▶ _What you should do_: Copy every line of the data in which the word "name" occurs.

+ + +

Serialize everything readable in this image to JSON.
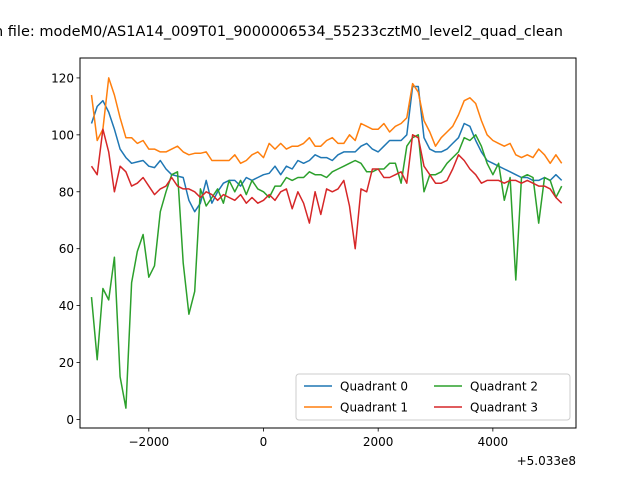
{
  "chart_data": {
    "type": "line",
    "title": "n file: modeM0/AS1A14_009T01_9000006534_55233cztM0_level2_quad_clean",
    "xlabel": "",
    "ylabel": "",
    "x_offset_label": "+5.033e8",
    "xlim": [
      -3200,
      5450
    ],
    "ylim": [
      -3,
      127
    ],
    "x_ticks": [
      -2000,
      0,
      2000,
      4000
    ],
    "x_tick_labels": [
      "−2000",
      "0",
      "2000",
      "4000"
    ],
    "y_ticks": [
      0,
      20,
      40,
      60,
      80,
      100,
      120
    ],
    "y_tick_labels": [
      "0",
      "20",
      "40",
      "60",
      "80",
      "100",
      "120"
    ],
    "grid": false,
    "legend_position": "lower-right",
    "legend_columns": 2,
    "x": [
      -3000,
      -2900,
      -2800,
      -2700,
      -2600,
      -2500,
      -2400,
      -2300,
      -2200,
      -2100,
      -2000,
      -1900,
      -1800,
      -1700,
      -1600,
      -1500,
      -1400,
      -1300,
      -1200,
      -1100,
      -1000,
      -900,
      -800,
      -700,
      -600,
      -500,
      -400,
      -300,
      -200,
      -100,
      0,
      100,
      200,
      300,
      400,
      500,
      600,
      700,
      800,
      900,
      1000,
      1100,
      1200,
      1300,
      1400,
      1500,
      1600,
      1700,
      1800,
      1900,
      2000,
      2100,
      2200,
      2300,
      2400,
      2500,
      2600,
      2700,
      2800,
      2900,
      3000,
      3100,
      3200,
      3300,
      3400,
      3500,
      3600,
      3700,
      3800,
      3900,
      4000,
      4100,
      4200,
      4300,
      4400,
      4500,
      4600,
      4700,
      4800,
      4900,
      5000,
      5100,
      5200
    ],
    "series": [
      {
        "name": "Quadrant 0",
        "color": "#1f77b4",
        "values": [
          104,
          110,
          112,
          108,
          102,
          95,
          92,
          90,
          90.5,
          91,
          89,
          88.5,
          91,
          88,
          86,
          85.5,
          85,
          77,
          73,
          76,
          84,
          76,
          80,
          83,
          84,
          84,
          82,
          85,
          84,
          85,
          86,
          86.5,
          89,
          86,
          89,
          88,
          91,
          90,
          91,
          93,
          92,
          92,
          91,
          93,
          94,
          94,
          94,
          96,
          97,
          95,
          94,
          96,
          98,
          98,
          98,
          100,
          117,
          117,
          99,
          95,
          94,
          94,
          95,
          97,
          99,
          104,
          103,
          98,
          94,
          91,
          90,
          89,
          88,
          87,
          86,
          85,
          85,
          84,
          84,
          85,
          84,
          86,
          84
        ]
      },
      {
        "name": "Quadrant 1",
        "color": "#ff7f0e",
        "values": [
          114,
          98,
          102,
          120,
          114,
          106,
          99,
          99,
          97,
          98,
          95,
          95,
          94,
          94,
          95,
          96,
          94,
          93,
          93.5,
          93.5,
          94,
          91,
          91,
          91,
          91,
          93,
          90,
          91,
          93,
          94,
          92,
          97,
          95,
          97,
          95,
          96,
          96,
          97,
          99,
          96,
          96,
          98,
          99,
          97,
          97,
          100,
          98,
          104,
          103,
          102,
          102,
          104,
          101,
          103,
          104,
          106,
          118,
          115,
          105,
          101,
          96,
          99,
          101,
          103,
          107,
          112,
          113,
          111,
          105,
          100,
          98,
          97,
          96,
          97,
          93,
          92,
          93,
          92,
          95,
          93,
          90,
          93,
          90
        ]
      },
      {
        "name": "Quadrant 2",
        "color": "#2ca02c",
        "values": [
          43,
          21,
          46,
          42,
          57,
          15,
          4,
          48,
          59,
          65,
          50,
          54,
          73,
          80,
          86,
          87,
          55,
          37,
          45,
          81,
          75,
          78,
          81,
          76,
          84,
          80,
          84,
          79,
          84,
          81,
          80,
          78,
          82,
          82,
          85,
          84,
          85,
          85,
          87,
          86,
          86,
          85,
          87,
          88,
          89,
          90,
          91,
          90,
          87,
          87,
          88,
          88,
          90,
          90,
          83,
          96,
          99,
          100,
          80,
          86,
          86,
          87,
          90,
          92,
          94,
          99,
          98,
          100,
          96,
          90,
          86,
          90,
          77,
          85,
          49,
          85,
          86,
          85,
          69,
          85,
          84,
          78,
          82
        ]
      },
      {
        "name": "Quadrant 3",
        "color": "#d62728",
        "values": [
          89,
          86,
          102,
          94,
          80,
          89,
          87,
          82,
          83,
          85,
          82,
          79,
          81,
          82,
          85,
          82,
          81,
          81,
          80,
          78,
          80,
          79,
          77,
          79,
          78,
          77,
          79,
          76,
          78,
          76,
          77,
          79,
          77,
          80,
          81,
          74,
          80,
          76,
          69,
          80,
          72,
          81,
          80,
          81,
          84,
          75,
          60,
          81,
          80,
          88,
          88,
          85,
          85,
          86,
          87,
          83,
          100,
          99,
          89,
          86,
          83,
          83,
          84,
          88,
          93,
          91,
          88,
          86,
          83,
          84,
          84,
          84,
          83,
          84,
          84,
          83,
          84,
          83,
          82,
          82,
          81,
          78,
          76
        ]
      }
    ]
  }
}
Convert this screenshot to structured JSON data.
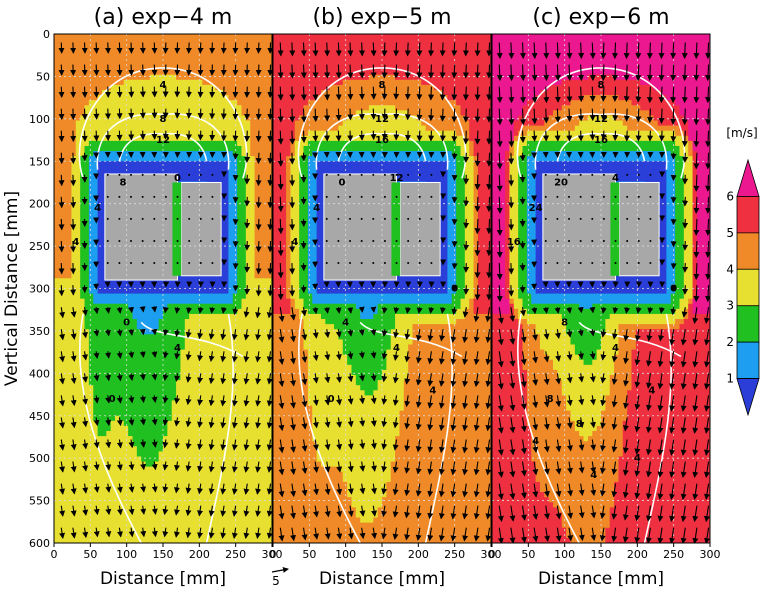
{
  "chart_data": [
    {
      "type": "heatmap",
      "title": "(a)  exp−4 m",
      "xlabel": "Distance [mm]",
      "ylabel": "Vertical Distance [mm]",
      "xlim": [
        0,
        300
      ],
      "ylim": [
        600,
        0
      ],
      "contour_labels": [
        "4",
        "8",
        "12",
        "8",
        "4",
        "0",
        "4",
        "0",
        "4",
        "0"
      ],
      "ambient_speed": 4.0
    },
    {
      "type": "heatmap",
      "title": "(b)  exp−5 m",
      "xlabel": "Distance [mm]",
      "xlim": [
        0,
        300
      ],
      "ylim": [
        600,
        0
      ],
      "contour_labels": [
        "8",
        "12",
        "16",
        "0",
        "4",
        "12",
        "4",
        "4",
        "4",
        "0",
        "4",
        "0"
      ],
      "ambient_speed": 5.0
    },
    {
      "type": "heatmap",
      "title": "(c)  exp−6 m",
      "xlabel": "Distance [mm]",
      "xlim": [
        0,
        300
      ],
      "ylim": [
        600,
        0
      ],
      "contour_labels": [
        "8",
        "12",
        "16",
        "20",
        "24",
        "4",
        "16",
        "8",
        "4",
        "8",
        "4",
        "0",
        "8",
        "4",
        "4",
        "4"
      ],
      "ambient_speed": 6.0
    }
  ],
  "x_ticks": [
    "0",
    "50",
    "100",
    "150",
    "200",
    "250",
    "300"
  ],
  "y_ticks": [
    "0",
    "50",
    "100",
    "150",
    "200",
    "250",
    "300",
    "350",
    "400",
    "450",
    "500",
    "550",
    "600"
  ],
  "colorbar": {
    "unit": "[m/s]",
    "ticks": [
      "1",
      "2",
      "3",
      "4",
      "5",
      "6"
    ],
    "colors": [
      "#2b3fd8",
      "#1d9ef0",
      "#20c020",
      "#e8e030",
      "#f08a28",
      "#ee3040",
      "#ec1890"
    ]
  },
  "vector_reference": {
    "label": "5"
  }
}
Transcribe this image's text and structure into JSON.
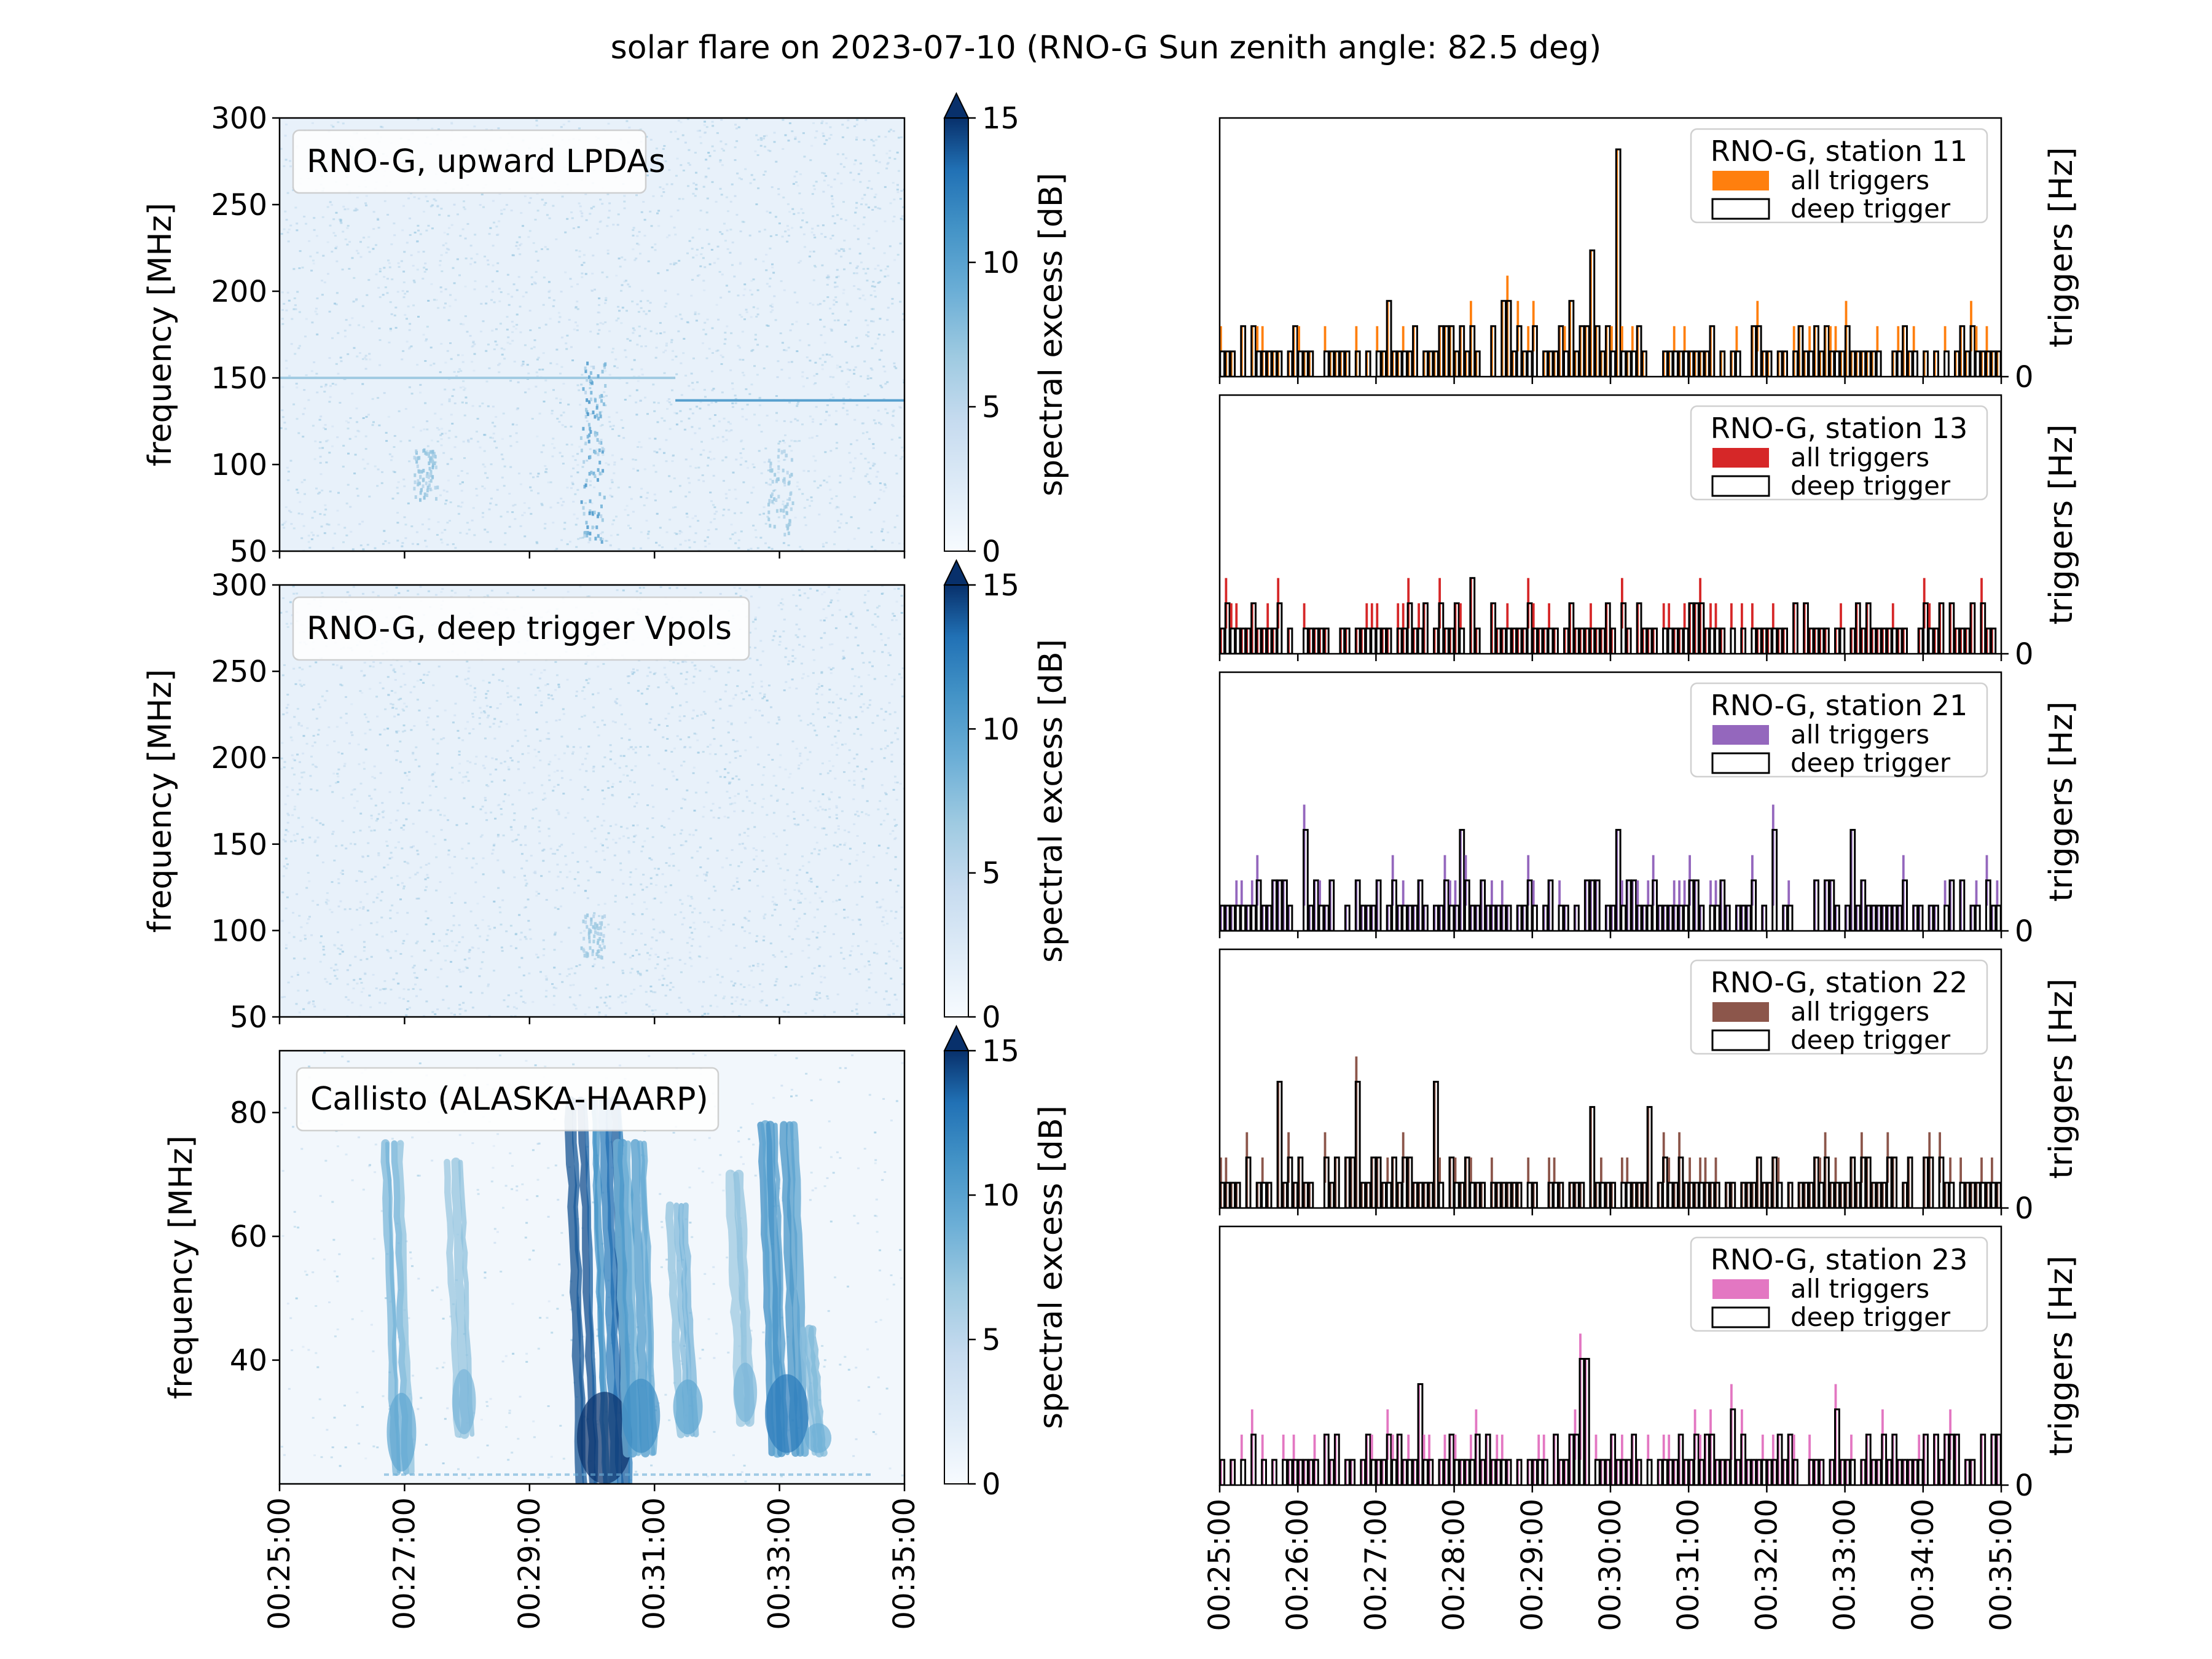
{
  "title": "solar flare on 2023-07-10 (RNO-G Sun zenith angle: 82.5 deg)",
  "colors": {
    "station_11": "#ff7f0e",
    "station_13": "#d62728",
    "station_21": "#9467bd",
    "station_22": "#8c564b",
    "station_23": "#e377c2",
    "spectrogram_cmap": "Blues",
    "deep_trigger_edge": "#000000"
  },
  "chart_data": [
    {
      "type": "heatmap",
      "label_box": "RNO-G, upward LPDAs",
      "ylabel": "frequency [MHz]",
      "ylim": [
        50,
        300
      ],
      "yticks": [
        50,
        100,
        150,
        200,
        250,
        300
      ],
      "xlim": [
        "00:25:00",
        "00:35:00"
      ],
      "colorbar": {
        "label": "spectral excess [dB]",
        "range": [
          0,
          15
        ],
        "ticks": [
          0,
          5,
          10,
          15
        ],
        "extend": "max"
      },
      "features": [
        {
          "kind": "narrowband_line",
          "frequency_MHz": 137,
          "time_range": [
            "00:31:20",
            "00:35:00"
          ],
          "level_dB": 8
        },
        {
          "kind": "narrowband_line",
          "frequency_MHz": 150,
          "time_range": [
            "00:25:00",
            "00:31:20"
          ],
          "level_dB": 3
        },
        {
          "kind": "burst",
          "time": "00:30:00",
          "freq_range": [
            55,
            160
          ],
          "level_dB": 9
        },
        {
          "kind": "burst",
          "time": "00:27:20",
          "freq_range": [
            80,
            110
          ],
          "level_dB": 4
        },
        {
          "kind": "burst",
          "time": "00:33:00",
          "freq_range": [
            60,
            110
          ],
          "level_dB": 3
        }
      ]
    },
    {
      "type": "heatmap",
      "label_box": "RNO-G, deep trigger Vpols",
      "ylabel": "frequency [MHz]",
      "ylim": [
        50,
        300
      ],
      "yticks": [
        50,
        100,
        150,
        200,
        250,
        300
      ],
      "xlim": [
        "00:25:00",
        "00:35:00"
      ],
      "colorbar": {
        "label": "spectral excess [dB]",
        "range": [
          0,
          15
        ],
        "ticks": [
          0,
          5,
          10,
          15
        ],
        "extend": "max"
      },
      "features": [
        {
          "kind": "burst",
          "time": "00:30:00",
          "freq_range": [
            85,
            110
          ],
          "level_dB": 3
        }
      ]
    },
    {
      "type": "heatmap",
      "label_box": "Callisto (ALASKA-HAARP)",
      "ylabel": "frequency [MHz]",
      "ylim": [
        20,
        90
      ],
      "yticks": [
        40,
        60,
        80
      ],
      "xlim": [
        "00:25:00",
        "00:35:00"
      ],
      "xticks": [
        "00:25:00",
        "00:27:00",
        "00:29:00",
        "00:31:00",
        "00:33:00",
        "00:35:00"
      ],
      "colorbar": {
        "label": "spectral excess [dB]",
        "range": [
          0,
          15
        ],
        "ticks": [
          0,
          5,
          10,
          15
        ],
        "extend": "max"
      },
      "features": [
        {
          "kind": "type_III_burst",
          "time": "00:26:50",
          "freq_range": [
            22,
            75
          ],
          "level_dB": 6
        },
        {
          "kind": "type_III_burst",
          "time": "00:27:50",
          "freq_range": [
            28,
            72
          ],
          "level_dB": 4
        },
        {
          "kind": "type_III_burst",
          "time": "00:30:05",
          "freq_range": [
            20,
            82
          ],
          "level_dB": 15
        },
        {
          "kind": "type_III_burst",
          "time": "00:30:40",
          "freq_range": [
            25,
            75
          ],
          "level_dB": 9
        },
        {
          "kind": "type_III_burst",
          "time": "00:31:25",
          "freq_range": [
            28,
            65
          ],
          "level_dB": 6
        },
        {
          "kind": "type_III_burst",
          "time": "00:32:20",
          "freq_range": [
            30,
            70
          ],
          "level_dB": 4
        },
        {
          "kind": "type_III_burst",
          "time": "00:33:00",
          "freq_range": [
            25,
            78
          ],
          "level_dB": 11
        },
        {
          "kind": "type_III_burst",
          "time": "00:33:30",
          "freq_range": [
            25,
            45
          ],
          "level_dB": 5
        }
      ]
    },
    {
      "type": "bar",
      "station": "RNO-G, station 11",
      "legend": [
        "all triggers",
        "deep trigger"
      ],
      "legend_loc": "upper right",
      "ylabel": "triggers [Hz]",
      "ytick_label": "0",
      "xlim": [
        "00:25:00",
        "00:35:00"
      ],
      "series_color": "#ff7f0e",
      "peaks": [
        {
          "time": "00:30:05",
          "value": 9
        },
        {
          "time": "00:29:45",
          "value": 5
        },
        {
          "time": "00:28:40",
          "value": 3
        },
        {
          "time": "00:29:30",
          "value": 3
        },
        {
          "time": "00:27:10",
          "value": 3
        }
      ],
      "baseline": 1
    },
    {
      "type": "bar",
      "station": "RNO-G, station 13",
      "legend": [
        "all triggers",
        "deep trigger"
      ],
      "legend_loc": "upper right",
      "ylabel": "triggers [Hz]",
      "ytick_label": "0",
      "xlim": [
        "00:25:00",
        "00:35:00"
      ],
      "series_color": "#d62728",
      "peaks": [
        {
          "time": "00:28:15",
          "value": 3
        },
        {
          "time": "00:25:05",
          "value": 2
        },
        {
          "time": "00:32:30",
          "value": 2
        }
      ],
      "baseline": 1
    },
    {
      "type": "bar",
      "station": "RNO-G, station 21",
      "legend": [
        "all triggers",
        "deep trigger"
      ],
      "legend_loc": "upper right",
      "ylabel": "triggers [Hz]",
      "ytick_label": "0",
      "xlim": [
        "00:25:00",
        "00:35:00"
      ],
      "series_color": "#9467bd",
      "peaks": [
        {
          "time": "00:26:05",
          "value": 4
        },
        {
          "time": "00:28:05",
          "value": 4
        },
        {
          "time": "00:30:05",
          "value": 4
        },
        {
          "time": "00:32:05",
          "value": 4
        },
        {
          "time": "00:33:05",
          "value": 4
        }
      ],
      "baseline": 1
    },
    {
      "type": "bar",
      "station": "RNO-G, station 22",
      "legend": [
        "all triggers",
        "deep trigger"
      ],
      "legend_loc": "upper right",
      "ylabel": "triggers [Hz]",
      "ytick_label": "0",
      "xlim": [
        "00:25:00",
        "00:35:00"
      ],
      "series_color": "#8c564b",
      "peaks": [
        {
          "time": "00:25:45",
          "value": 5
        },
        {
          "time": "00:26:45",
          "value": 5
        },
        {
          "time": "00:27:45",
          "value": 5
        },
        {
          "time": "00:29:45",
          "value": 4
        },
        {
          "time": "00:30:30",
          "value": 4
        }
      ],
      "baseline": 1
    },
    {
      "type": "bar",
      "station": "RNO-G, station 23",
      "legend": [
        "all triggers",
        "deep trigger"
      ],
      "legend_loc": "upper right",
      "ylabel": "triggers [Hz]",
      "ytick_label": "0",
      "xlim": [
        "00:25:00",
        "00:35:00"
      ],
      "xticks": [
        "00:25:00",
        "00:26:00",
        "00:27:00",
        "00:28:00",
        "00:29:00",
        "00:30:00",
        "00:31:00",
        "00:32:00",
        "00:33:00",
        "00:34:00",
        "00:35:00"
      ],
      "series_color": "#e377c2",
      "peaks": [
        {
          "time": "00:29:40",
          "value": 5
        },
        {
          "time": "00:27:35",
          "value": 4
        },
        {
          "time": "00:32:55",
          "value": 3
        },
        {
          "time": "00:31:35",
          "value": 3
        }
      ],
      "baseline": 1
    }
  ]
}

+ + +

▶ _Task solution_:
        "name": "Quadrant 0",
        "name": "Quadrant 1",
        "name": "Quadrant 2",
        "name": "Quadrant 3",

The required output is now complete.